Stored data entries.

-- begin --

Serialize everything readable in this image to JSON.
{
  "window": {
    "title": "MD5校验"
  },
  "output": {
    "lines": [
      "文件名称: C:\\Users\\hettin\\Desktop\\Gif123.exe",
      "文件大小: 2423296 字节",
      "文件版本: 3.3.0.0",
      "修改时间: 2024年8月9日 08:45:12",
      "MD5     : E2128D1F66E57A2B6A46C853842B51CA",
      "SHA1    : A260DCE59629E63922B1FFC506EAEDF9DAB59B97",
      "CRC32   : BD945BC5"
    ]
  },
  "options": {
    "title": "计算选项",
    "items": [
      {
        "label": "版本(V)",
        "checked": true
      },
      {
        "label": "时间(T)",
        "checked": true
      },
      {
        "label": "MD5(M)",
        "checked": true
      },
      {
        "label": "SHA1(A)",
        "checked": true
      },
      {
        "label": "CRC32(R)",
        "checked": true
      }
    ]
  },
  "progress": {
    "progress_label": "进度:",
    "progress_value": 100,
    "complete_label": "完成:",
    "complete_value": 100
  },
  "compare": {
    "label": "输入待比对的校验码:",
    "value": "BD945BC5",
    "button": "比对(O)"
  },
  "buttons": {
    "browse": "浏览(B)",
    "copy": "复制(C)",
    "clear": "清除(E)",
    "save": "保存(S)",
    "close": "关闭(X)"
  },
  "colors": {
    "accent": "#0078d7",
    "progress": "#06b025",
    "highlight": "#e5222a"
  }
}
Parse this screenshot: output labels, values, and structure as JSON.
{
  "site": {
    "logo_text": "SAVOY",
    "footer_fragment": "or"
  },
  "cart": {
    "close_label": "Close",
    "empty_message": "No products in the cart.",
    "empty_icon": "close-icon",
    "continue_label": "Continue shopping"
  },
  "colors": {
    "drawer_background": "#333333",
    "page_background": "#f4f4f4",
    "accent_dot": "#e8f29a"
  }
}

-- end --

What is needed. Beginning with the line that contains "Parse this screenshot: output", repeat every line through the end of the records and nothing more.

Response for this exercise.
Parse this screenshot: output labels, values, and structure as JSON.
{
  "site": {
    "logo_text": "SAVOY",
    "footer_fragment": "or"
  },
  "cart": {
    "close_label": "Close",
    "empty_message": "No products in the cart.",
    "empty_icon": "close-icon",
    "continue_label": "Continue shopping"
  },
  "colors": {
    "drawer_background": "#333333",
    "page_background": "#f4f4f4",
    "accent_dot": "#e8f29a"
  }
}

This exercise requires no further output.